WORK INSTRUCTIONS: Go through the lines below. Copy those with "ffffff".

EXERCISE MATERIALS:
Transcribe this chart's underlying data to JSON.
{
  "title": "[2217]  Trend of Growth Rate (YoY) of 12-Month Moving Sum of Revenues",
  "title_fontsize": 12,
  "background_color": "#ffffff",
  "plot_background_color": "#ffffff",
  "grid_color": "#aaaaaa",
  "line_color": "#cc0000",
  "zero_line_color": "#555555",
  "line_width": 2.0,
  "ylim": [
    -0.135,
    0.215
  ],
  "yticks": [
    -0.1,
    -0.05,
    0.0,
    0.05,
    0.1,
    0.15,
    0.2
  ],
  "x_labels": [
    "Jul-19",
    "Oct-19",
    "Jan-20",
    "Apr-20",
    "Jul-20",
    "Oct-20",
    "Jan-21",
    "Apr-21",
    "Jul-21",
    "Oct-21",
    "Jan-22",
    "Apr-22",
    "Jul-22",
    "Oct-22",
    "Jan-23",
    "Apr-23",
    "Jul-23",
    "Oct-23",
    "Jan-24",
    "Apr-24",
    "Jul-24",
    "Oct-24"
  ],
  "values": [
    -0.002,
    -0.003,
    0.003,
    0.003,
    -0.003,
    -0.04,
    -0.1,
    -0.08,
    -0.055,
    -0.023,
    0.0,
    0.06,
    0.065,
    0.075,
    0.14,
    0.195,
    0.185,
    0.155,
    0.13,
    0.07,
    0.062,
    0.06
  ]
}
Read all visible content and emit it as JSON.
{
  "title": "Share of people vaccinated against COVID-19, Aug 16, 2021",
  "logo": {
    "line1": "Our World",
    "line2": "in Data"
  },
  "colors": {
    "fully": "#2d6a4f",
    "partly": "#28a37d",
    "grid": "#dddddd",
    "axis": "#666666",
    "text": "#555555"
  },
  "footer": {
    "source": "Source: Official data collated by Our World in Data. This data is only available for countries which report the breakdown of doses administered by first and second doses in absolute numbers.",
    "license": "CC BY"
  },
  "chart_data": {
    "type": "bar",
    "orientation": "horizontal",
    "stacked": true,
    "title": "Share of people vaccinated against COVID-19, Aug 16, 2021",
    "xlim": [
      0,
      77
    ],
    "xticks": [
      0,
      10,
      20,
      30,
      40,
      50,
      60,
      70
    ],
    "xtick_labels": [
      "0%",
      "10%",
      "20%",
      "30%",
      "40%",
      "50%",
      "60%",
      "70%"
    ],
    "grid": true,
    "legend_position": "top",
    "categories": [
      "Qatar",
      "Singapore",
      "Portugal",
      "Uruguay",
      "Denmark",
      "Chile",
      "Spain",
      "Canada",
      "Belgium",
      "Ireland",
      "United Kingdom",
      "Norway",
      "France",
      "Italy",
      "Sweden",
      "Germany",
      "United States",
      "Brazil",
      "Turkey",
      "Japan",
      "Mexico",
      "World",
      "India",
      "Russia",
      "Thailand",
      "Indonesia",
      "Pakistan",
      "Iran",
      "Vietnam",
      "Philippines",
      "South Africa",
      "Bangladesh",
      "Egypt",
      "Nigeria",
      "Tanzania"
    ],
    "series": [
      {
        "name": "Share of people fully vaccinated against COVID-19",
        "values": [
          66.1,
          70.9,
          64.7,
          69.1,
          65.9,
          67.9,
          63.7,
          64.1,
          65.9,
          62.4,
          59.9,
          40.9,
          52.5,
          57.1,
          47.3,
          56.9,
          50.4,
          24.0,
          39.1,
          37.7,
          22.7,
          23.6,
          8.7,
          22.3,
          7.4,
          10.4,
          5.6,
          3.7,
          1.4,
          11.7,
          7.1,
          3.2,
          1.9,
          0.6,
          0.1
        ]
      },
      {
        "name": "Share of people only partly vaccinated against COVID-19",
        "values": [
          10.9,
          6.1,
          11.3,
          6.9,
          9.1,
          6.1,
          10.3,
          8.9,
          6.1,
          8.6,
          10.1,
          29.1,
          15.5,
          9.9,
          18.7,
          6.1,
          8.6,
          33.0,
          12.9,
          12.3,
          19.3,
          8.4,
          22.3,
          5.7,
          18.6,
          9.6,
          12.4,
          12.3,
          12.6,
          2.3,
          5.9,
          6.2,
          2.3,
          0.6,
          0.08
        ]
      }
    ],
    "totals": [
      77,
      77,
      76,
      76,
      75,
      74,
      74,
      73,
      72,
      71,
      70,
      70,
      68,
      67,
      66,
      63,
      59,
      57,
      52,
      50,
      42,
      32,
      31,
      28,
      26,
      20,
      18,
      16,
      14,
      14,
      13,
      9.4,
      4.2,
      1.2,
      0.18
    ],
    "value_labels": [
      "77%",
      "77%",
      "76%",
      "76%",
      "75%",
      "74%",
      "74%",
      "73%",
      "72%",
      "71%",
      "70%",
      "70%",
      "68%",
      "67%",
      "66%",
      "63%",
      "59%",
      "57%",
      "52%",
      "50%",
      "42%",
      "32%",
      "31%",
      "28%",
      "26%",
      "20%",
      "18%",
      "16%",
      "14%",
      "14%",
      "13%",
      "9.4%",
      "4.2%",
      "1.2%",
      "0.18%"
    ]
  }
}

* * *

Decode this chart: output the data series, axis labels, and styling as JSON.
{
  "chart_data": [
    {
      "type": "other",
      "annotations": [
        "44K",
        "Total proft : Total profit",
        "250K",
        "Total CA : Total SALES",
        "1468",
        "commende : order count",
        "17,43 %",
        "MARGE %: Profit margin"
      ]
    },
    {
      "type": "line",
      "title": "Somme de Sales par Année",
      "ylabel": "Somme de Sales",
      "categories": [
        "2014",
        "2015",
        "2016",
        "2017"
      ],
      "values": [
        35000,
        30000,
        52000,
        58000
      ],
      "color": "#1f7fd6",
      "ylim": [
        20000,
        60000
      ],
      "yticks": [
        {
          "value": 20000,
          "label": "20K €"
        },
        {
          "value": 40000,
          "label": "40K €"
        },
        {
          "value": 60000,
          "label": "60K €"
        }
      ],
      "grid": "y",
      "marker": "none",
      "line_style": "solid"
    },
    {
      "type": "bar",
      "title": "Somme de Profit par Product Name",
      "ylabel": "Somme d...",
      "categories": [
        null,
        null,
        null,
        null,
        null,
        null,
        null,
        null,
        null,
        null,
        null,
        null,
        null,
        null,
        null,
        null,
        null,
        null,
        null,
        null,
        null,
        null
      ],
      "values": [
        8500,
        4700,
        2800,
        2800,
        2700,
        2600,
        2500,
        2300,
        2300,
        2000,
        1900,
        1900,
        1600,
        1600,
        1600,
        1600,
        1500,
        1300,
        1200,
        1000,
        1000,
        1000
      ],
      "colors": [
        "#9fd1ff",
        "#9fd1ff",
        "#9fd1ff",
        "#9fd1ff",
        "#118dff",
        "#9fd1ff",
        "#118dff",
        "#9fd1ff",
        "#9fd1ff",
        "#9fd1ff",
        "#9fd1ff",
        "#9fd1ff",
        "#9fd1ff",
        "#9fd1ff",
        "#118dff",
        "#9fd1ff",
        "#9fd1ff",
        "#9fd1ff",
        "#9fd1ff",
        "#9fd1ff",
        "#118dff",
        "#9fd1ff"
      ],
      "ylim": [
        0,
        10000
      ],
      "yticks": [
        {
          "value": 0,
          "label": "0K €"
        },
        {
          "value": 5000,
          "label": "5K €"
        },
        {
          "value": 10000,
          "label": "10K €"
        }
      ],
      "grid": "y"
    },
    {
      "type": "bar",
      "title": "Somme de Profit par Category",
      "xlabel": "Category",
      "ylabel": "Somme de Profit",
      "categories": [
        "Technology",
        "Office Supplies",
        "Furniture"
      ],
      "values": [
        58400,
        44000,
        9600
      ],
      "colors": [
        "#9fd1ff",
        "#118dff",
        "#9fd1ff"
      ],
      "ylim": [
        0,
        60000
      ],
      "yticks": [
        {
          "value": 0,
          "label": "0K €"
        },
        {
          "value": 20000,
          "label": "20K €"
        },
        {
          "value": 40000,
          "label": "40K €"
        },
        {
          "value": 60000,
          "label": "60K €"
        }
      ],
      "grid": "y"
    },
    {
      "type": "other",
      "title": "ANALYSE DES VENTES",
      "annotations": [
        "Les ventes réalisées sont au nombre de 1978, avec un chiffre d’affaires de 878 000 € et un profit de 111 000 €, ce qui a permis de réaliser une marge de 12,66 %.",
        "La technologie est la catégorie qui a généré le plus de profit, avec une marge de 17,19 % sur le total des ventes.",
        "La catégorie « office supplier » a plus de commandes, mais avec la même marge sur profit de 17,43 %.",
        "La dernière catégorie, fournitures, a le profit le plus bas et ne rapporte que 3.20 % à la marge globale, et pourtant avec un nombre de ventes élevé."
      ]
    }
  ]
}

EXERCISE RESPONSE:
  "background_color": "#ffffff",
  "plot_background_color": "#ffffff",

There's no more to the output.